* [Request]
Look for "Screws" in the listing below. Gather each line that contains it.
● ● ● ● ● ● ●
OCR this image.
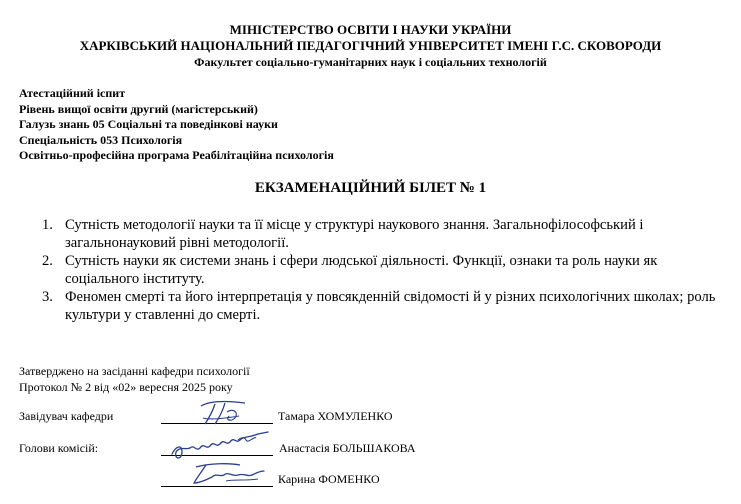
МІНІСТЕРСТВО ОСВІТИ І НАУКИ УКРАЇНИ
ХАРКІВСЬКИЙ НАЦІОНАЛЬНИЙ ПЕДАГОГІЧНИЙ УНІВЕРСИТЕТ ІМЕНІ Г.С. СКОВОРОДИ
Факультет соціально-гуманітарних наук і соціальних технологій
Атестаційний іспит
Рівень вищої освіти другий (магістерський)
Галузь знань 05 Соціальні та поведінкові науки
Спеціальність 053 Психологія
Освітньо-професійна програма Реабілітаційна психологія
ЕКЗАМЕНАЦІЙНИЙ БІЛЕТ № 1
1. Сутність методології науки та її місце у структурі наукового знання. Загальнофілософський і загальнонауковий рівні методології.
2. Сутність науки як системи знань і сфери людської діяльності. Функції, ознаки та роль науки як соціального інституту.
3. Феномен смерті та його інтерпретація у повсякденній свідомості й у різних психологічних школах; роль культури у ставленні до смерті.
Затверджено на засіданні кафедри психології
Протокол № 2 від «02» вересня 2025 року
Завідувач кафедри	Тамара ХОМУЛЕНКО
Голови комісій:	Анастасія БОЛЬШАКОВА
Карина ФОМЕНКО
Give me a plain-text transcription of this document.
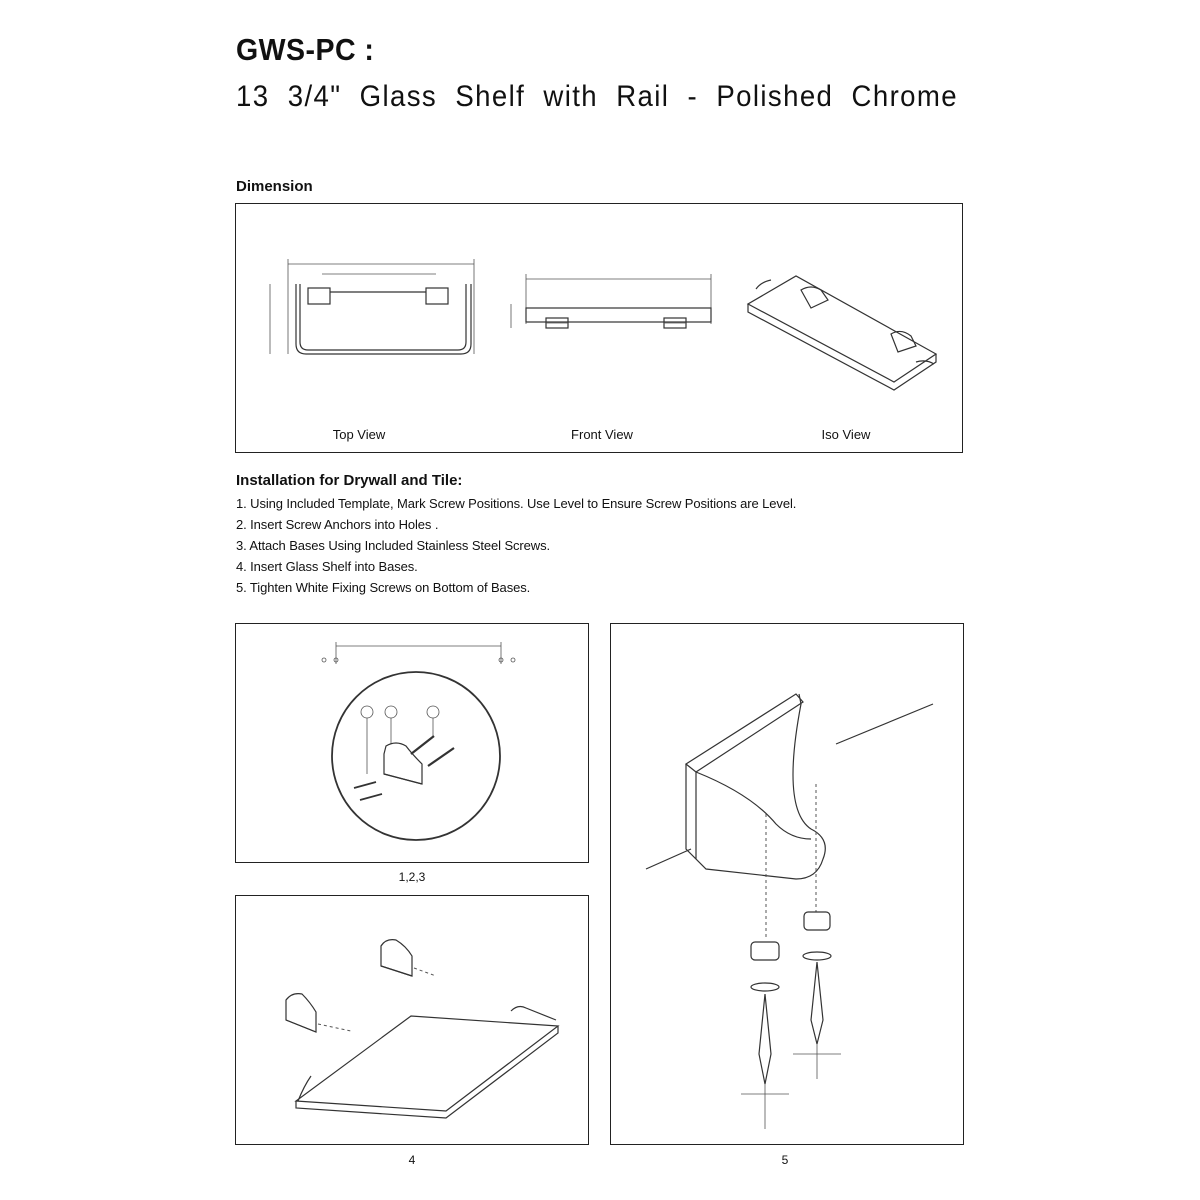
GWS-PC :
13 3/4" Glass Shelf with Rail - Polished Chrome
Dimension
Top View	Front View	Iso View
Installation for Drywall and Tile:
1. Using Included Template, Mark Screw Positions. Use Level to Ensure Screw Positions are Level.
2. Insert Screw Anchors into Holes .
3. Attach Bases Using Included Stainless Steel Screws.
4. Insert Glass Shelf into Bases.
5. Tighten White Fixing Screws on Bottom of Bases.
1,2,3
4	5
● ● ● ● ● ● ●
* [Result below]
3. Attach Bases Using Included Stainless Steel Screws.
5. Tighten White Fixing Screws on Bottom of Bases.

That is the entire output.